Element and region listings:
▬▬▬

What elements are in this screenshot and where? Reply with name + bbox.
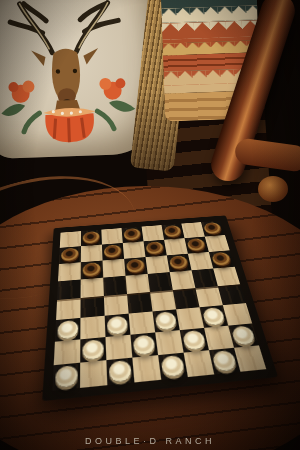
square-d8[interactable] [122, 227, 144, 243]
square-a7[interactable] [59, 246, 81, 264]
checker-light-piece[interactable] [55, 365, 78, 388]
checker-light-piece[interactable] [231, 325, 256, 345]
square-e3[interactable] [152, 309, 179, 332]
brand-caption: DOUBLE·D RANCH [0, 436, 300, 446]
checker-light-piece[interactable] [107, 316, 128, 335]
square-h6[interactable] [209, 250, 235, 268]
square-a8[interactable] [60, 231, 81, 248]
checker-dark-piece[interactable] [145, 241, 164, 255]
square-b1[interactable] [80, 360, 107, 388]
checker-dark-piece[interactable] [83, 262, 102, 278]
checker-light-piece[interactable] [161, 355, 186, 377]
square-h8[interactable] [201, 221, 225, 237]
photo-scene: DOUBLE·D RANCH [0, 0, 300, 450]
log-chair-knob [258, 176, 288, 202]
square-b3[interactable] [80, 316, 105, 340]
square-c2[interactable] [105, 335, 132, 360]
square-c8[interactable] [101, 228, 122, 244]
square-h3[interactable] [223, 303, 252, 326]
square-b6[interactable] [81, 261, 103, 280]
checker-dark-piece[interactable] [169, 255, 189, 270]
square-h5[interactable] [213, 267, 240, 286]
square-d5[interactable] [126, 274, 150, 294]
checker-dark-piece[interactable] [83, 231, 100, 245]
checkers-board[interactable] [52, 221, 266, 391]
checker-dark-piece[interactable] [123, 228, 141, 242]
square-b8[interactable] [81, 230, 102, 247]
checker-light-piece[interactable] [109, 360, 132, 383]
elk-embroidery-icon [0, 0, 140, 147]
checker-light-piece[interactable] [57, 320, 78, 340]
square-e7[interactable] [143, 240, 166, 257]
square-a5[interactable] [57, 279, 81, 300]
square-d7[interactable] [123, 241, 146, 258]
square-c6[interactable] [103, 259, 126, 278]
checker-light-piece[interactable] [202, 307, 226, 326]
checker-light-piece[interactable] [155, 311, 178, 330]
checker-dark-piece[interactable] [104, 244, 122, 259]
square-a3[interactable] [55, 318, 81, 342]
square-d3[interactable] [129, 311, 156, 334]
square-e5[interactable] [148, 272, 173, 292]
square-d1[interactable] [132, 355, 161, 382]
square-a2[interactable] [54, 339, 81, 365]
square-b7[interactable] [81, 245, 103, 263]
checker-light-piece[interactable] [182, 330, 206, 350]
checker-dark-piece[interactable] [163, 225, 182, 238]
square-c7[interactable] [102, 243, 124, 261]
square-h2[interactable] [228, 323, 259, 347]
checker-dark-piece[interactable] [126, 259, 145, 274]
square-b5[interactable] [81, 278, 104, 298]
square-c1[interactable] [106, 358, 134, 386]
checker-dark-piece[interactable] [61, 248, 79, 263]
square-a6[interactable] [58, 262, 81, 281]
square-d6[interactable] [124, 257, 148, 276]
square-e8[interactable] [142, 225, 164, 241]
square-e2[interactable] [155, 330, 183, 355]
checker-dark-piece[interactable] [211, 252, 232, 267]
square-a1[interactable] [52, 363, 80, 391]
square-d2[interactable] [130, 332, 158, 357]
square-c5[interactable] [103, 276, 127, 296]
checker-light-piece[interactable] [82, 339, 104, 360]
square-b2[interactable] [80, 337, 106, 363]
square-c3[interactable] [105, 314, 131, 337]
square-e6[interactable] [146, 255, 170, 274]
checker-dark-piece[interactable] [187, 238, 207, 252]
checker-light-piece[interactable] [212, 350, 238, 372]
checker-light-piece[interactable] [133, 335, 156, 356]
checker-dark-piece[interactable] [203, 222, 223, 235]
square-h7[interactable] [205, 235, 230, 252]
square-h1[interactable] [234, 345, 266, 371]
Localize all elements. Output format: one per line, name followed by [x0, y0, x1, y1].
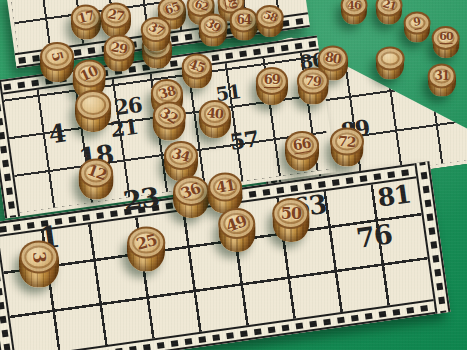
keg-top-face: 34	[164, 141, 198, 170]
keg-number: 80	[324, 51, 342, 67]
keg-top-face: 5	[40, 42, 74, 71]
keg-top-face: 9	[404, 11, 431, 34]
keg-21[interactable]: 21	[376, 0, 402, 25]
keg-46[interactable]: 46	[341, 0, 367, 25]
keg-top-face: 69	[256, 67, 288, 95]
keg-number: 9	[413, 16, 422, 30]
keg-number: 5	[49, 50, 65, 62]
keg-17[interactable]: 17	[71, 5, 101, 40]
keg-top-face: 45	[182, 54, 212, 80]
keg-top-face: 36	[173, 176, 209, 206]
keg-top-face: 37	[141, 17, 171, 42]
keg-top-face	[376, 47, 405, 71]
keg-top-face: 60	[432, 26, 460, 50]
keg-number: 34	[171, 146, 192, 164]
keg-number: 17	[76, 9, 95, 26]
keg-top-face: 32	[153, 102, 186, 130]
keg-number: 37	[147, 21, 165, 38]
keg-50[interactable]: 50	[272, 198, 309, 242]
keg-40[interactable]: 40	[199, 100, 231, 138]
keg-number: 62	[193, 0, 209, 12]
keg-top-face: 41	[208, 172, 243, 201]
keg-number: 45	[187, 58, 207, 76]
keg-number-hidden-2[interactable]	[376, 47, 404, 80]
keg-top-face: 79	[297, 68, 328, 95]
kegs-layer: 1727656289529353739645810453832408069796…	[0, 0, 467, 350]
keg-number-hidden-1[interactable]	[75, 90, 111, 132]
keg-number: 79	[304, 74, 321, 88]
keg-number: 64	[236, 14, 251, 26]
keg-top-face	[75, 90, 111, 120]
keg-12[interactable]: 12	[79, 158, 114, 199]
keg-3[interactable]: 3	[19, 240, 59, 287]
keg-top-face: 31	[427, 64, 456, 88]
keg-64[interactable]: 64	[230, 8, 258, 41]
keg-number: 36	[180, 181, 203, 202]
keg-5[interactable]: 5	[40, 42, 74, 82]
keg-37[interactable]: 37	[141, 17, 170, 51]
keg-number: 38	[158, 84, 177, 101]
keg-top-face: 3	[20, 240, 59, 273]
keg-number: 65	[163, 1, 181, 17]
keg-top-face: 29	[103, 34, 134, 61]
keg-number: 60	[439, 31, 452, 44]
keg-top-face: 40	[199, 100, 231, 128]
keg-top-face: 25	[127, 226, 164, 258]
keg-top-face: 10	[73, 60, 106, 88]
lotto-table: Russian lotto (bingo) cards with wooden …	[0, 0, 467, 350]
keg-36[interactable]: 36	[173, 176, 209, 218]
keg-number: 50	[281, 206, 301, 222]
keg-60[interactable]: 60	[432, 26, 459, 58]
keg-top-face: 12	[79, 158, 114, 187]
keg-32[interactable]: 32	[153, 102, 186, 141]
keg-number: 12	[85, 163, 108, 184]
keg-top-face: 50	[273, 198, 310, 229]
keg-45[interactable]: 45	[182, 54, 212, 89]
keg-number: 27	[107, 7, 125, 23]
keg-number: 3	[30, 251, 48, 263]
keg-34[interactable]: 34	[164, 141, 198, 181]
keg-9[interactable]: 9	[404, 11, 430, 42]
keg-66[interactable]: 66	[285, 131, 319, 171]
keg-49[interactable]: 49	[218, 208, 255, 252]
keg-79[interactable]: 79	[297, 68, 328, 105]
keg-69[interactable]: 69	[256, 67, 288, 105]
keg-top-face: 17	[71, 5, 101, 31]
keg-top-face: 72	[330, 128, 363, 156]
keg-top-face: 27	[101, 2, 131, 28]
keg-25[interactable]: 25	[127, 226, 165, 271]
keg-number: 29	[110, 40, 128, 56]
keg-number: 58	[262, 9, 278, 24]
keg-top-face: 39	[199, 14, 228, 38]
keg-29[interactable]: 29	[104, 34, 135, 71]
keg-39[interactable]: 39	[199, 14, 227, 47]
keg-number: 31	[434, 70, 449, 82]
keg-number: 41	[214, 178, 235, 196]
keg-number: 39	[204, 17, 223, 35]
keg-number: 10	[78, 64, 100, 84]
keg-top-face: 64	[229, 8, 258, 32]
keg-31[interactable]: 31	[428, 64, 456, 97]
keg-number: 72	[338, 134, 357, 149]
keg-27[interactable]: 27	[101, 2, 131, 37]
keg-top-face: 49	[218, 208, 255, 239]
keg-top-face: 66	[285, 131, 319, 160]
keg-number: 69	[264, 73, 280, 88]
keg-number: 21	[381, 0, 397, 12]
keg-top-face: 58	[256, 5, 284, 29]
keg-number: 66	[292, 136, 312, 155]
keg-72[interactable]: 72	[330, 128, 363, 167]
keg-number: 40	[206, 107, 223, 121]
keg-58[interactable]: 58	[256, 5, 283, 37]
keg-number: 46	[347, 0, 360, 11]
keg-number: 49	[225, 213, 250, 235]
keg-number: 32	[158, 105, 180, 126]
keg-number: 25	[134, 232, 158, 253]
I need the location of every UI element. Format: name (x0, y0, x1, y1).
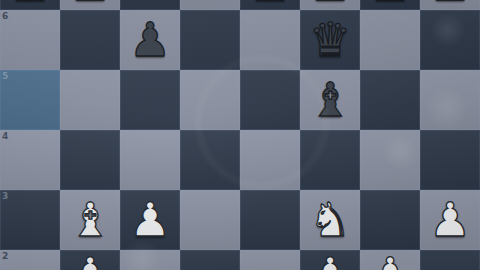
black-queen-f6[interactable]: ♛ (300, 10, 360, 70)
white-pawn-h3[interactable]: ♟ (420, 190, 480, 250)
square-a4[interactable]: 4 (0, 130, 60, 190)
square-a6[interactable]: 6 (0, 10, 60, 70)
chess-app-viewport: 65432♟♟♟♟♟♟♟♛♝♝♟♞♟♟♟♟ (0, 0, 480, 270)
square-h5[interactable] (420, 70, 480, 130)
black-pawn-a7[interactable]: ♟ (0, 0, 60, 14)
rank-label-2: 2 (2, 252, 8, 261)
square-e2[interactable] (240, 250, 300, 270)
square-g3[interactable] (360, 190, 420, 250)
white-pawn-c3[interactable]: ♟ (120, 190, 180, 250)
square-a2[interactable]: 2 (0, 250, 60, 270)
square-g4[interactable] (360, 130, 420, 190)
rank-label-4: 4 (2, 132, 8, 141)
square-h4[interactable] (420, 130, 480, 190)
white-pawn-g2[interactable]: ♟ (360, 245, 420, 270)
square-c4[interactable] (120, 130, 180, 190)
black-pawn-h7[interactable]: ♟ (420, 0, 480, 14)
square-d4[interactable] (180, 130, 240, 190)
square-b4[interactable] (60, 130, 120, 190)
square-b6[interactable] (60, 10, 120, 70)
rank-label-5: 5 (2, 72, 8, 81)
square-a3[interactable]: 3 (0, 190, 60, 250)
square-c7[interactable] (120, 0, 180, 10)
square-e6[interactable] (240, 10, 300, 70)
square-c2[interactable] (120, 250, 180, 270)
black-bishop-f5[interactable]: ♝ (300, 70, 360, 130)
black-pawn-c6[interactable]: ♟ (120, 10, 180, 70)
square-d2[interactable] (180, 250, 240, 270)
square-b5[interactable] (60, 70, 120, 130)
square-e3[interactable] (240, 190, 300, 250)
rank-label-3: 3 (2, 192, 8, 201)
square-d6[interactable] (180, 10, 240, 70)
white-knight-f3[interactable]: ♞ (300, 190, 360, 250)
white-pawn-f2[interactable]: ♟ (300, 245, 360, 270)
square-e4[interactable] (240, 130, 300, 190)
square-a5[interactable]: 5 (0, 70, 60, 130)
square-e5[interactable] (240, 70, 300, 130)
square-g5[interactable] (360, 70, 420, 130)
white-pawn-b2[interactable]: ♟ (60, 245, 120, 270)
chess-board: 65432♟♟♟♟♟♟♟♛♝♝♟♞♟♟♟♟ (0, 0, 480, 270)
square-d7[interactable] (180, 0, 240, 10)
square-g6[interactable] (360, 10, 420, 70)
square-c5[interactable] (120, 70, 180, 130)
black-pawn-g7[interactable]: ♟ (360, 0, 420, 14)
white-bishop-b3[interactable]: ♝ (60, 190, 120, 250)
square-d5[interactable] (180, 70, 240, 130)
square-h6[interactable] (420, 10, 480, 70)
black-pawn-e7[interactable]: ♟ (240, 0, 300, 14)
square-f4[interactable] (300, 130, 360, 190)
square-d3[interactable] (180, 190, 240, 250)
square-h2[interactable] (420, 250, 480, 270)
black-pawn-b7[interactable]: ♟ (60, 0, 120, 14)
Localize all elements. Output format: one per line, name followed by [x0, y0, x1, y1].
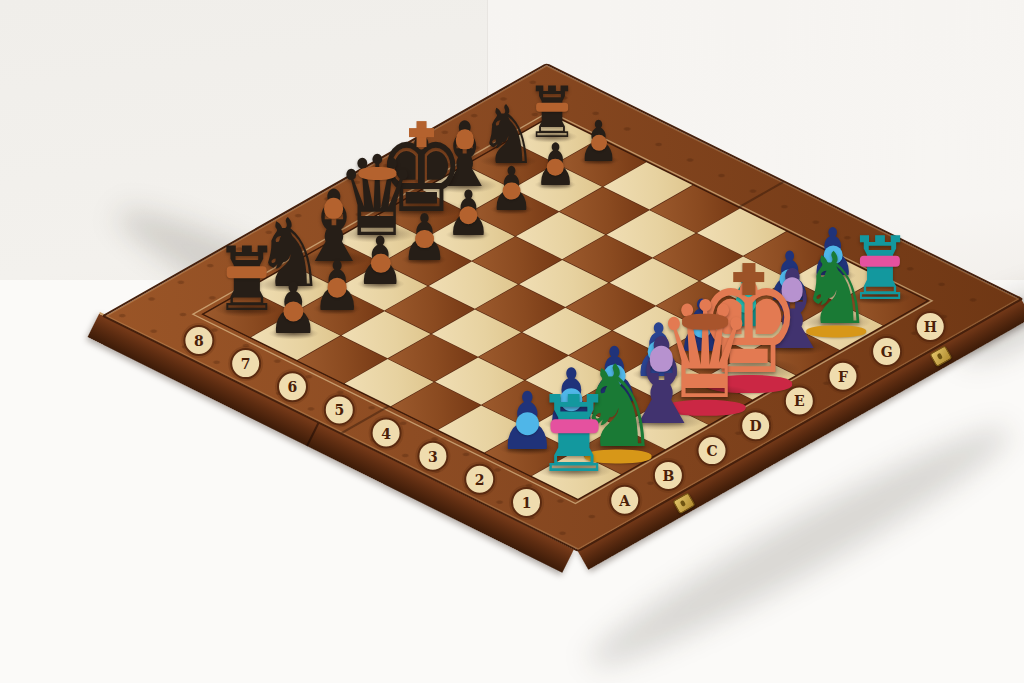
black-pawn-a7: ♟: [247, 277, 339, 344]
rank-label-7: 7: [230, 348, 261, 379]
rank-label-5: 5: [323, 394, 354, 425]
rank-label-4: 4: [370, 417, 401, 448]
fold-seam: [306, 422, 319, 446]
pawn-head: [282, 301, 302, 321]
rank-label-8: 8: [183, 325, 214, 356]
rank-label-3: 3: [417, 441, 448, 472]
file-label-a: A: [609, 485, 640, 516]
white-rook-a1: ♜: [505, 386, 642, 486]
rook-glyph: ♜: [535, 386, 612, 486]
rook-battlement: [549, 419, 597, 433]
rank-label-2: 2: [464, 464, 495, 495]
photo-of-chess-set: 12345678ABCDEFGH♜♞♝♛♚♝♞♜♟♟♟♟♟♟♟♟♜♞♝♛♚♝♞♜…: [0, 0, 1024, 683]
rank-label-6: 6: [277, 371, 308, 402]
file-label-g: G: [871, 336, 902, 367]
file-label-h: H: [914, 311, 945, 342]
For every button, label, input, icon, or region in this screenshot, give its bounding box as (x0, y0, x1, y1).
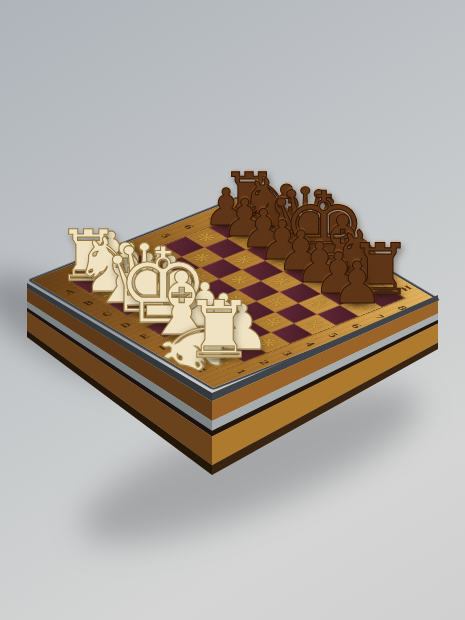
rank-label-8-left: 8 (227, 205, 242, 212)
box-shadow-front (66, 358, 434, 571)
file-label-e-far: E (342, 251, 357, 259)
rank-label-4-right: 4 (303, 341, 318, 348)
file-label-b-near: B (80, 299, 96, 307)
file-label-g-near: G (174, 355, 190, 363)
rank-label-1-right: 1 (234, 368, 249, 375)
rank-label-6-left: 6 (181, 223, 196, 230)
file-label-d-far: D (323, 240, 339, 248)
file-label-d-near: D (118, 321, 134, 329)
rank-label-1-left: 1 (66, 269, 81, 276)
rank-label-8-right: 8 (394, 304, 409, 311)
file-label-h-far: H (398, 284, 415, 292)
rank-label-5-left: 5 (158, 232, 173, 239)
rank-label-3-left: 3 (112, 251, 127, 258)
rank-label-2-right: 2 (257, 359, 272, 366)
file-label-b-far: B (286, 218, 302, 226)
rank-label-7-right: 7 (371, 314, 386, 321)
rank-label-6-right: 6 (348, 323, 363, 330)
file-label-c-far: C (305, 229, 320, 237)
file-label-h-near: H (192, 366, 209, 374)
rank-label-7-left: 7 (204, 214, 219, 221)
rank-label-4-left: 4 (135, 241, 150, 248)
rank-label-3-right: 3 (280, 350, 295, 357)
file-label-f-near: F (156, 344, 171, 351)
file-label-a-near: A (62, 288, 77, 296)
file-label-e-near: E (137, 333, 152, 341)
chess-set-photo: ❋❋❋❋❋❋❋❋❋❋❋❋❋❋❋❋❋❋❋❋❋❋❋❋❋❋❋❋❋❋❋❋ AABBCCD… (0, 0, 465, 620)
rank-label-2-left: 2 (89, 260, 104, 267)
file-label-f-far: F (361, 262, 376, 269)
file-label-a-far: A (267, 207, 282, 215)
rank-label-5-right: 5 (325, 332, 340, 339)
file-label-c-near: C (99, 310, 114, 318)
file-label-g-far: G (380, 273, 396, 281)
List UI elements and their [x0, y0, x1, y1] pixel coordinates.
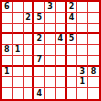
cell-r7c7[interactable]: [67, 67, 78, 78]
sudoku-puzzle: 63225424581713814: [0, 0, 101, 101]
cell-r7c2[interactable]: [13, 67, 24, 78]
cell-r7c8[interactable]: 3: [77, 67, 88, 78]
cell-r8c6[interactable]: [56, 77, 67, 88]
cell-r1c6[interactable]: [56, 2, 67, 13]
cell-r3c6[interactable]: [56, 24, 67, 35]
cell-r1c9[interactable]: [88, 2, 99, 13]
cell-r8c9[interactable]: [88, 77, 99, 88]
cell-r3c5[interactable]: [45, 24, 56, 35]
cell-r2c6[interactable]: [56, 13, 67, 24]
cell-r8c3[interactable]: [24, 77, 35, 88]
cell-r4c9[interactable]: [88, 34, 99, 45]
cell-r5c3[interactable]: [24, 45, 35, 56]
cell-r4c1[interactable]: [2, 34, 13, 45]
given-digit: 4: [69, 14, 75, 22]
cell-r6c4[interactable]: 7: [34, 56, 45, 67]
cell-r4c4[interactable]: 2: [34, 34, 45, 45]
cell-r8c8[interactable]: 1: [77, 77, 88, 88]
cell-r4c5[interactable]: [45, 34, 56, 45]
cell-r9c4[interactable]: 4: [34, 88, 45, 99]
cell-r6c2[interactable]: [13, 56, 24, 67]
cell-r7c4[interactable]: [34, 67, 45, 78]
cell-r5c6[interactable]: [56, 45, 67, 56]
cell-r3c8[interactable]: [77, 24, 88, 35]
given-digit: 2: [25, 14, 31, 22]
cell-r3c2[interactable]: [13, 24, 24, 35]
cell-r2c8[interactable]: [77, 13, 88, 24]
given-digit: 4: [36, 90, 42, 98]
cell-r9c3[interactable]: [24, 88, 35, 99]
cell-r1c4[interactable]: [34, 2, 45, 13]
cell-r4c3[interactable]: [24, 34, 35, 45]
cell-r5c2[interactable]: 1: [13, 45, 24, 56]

▬▬▬

_Task objective:_
Copy the lines verbatim, from the line containing "cell-r7c7[interactable]: [67, 67, 78, 78]" through the line containing "cell-r8c6[interactable]: [56, 77, 67, 88]", including both of those lines.

_Correct answer:_
cell-r7c7[interactable]: [67, 67, 78, 78]
sudoku-puzzle: 63225424581713814: [0, 0, 101, 101]
cell-r7c2[interactable]: [13, 67, 24, 78]
cell-r7c8[interactable]: 3: [77, 67, 88, 78]
cell-r8c6[interactable]: [56, 77, 67, 88]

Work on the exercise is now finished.